* **Work to do**
Copy out each line of the data that holds the word "sampai".

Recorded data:
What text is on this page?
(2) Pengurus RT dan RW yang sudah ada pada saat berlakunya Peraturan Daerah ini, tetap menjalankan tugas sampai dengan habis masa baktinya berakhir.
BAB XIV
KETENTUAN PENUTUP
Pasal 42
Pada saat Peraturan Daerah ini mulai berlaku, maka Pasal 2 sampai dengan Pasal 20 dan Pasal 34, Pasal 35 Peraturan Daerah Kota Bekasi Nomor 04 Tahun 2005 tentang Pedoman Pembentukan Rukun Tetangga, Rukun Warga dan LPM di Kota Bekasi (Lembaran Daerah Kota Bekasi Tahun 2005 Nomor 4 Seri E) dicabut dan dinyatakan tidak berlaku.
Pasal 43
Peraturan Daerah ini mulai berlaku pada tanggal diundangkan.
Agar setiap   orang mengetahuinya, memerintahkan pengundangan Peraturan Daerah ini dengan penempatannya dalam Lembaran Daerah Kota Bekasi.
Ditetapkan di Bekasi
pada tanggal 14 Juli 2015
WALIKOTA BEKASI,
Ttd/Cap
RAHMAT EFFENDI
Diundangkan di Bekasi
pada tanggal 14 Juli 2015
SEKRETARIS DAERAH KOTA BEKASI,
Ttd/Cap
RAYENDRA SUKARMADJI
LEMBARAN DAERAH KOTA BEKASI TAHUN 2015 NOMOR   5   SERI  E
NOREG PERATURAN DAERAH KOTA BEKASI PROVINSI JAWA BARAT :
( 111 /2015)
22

* **Full answer**
(2) Pengurus RT dan RW yang sudah ada pada saat berlakunya Peraturan Daerah ini, tetap menjalankan tugas sampai dengan habis masa baktinya berakhir.
Pada saat Peraturan Daerah ini mulai berlaku, maka Pasal 2 sampai dengan Pasal 20 dan Pasal 34, Pasal 35 Peraturan Daerah Kota Bekasi Nomor 04 Tahun 2005 tentang Pedoman Pembentukan Rukun Tetangga, Rukun Warga dan LPM di Kota Bekasi (Lembaran Daerah Kota Bekasi Tahun 2005 Nomor 4 Seri E) dicabut dan dinyatakan tidak berlaku.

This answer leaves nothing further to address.